• [SET PROBLEM]
Look at the entries below and reproduce them exactly.

• [RECORDS PROVIDED]
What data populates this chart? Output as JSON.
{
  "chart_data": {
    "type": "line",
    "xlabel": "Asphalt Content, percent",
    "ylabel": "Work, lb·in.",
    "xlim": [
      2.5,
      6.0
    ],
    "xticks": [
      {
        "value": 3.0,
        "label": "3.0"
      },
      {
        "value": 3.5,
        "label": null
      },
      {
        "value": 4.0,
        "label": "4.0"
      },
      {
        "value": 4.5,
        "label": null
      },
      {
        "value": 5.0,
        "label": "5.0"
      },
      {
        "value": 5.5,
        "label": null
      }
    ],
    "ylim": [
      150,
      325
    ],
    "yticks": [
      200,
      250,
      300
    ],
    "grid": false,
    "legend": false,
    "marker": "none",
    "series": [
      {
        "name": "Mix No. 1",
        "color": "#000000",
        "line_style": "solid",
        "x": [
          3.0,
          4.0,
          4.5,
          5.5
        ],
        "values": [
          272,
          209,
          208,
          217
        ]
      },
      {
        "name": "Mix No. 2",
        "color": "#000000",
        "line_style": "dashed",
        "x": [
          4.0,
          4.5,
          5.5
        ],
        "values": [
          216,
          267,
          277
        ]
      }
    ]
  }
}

• [THE REPLY]
What data populates this chart? Output as JSON.
{
  "chart_data": {
    "type": "line",
    "xlabel": "Asphalt Content, percent",
    "ylabel": "Work, lb·in.",
    "xlim": [
      2.5,
      6.0
    ],
    "xticks": [
      {
        "value": 3.0,
        "label": "3.0"
      },
      {
        "value": 3.5,
        "label": null
      },
      {
        "value": 4.0,
        "label": "4.0"
      },
      {
        "value": 4.5,
        "label": null
      },
      {
        "value": 5.0,
        "label": "5.0"
      },
      {
        "value": 5.5,
        "label": null
      }
    ],
    "ylim": [
      150,
      325
    ],
    "yticks": [
      200,
      250,
      300
    ],
    "grid": false,
    "legend": false,
    "marker": "none",
    "series": [
      {
        "name": "Mix No. 1",
        "color": "#000000",
        "line_style": "solid",
        "x": [
          3.0,
          4.0,
          4.5,
          5.5
        ],
        "values": [
          272,
          209,
          208,
          217
        ]
      },
      {
        "name": "Mix No. 2",
        "color": "#000000",
        "line_style": "dashed",
        "x": [
          4.0,
          4.5,
          5.5
        ],
        "values": [
          216,
          267,
          277
        ]
      }
    ]
  }
}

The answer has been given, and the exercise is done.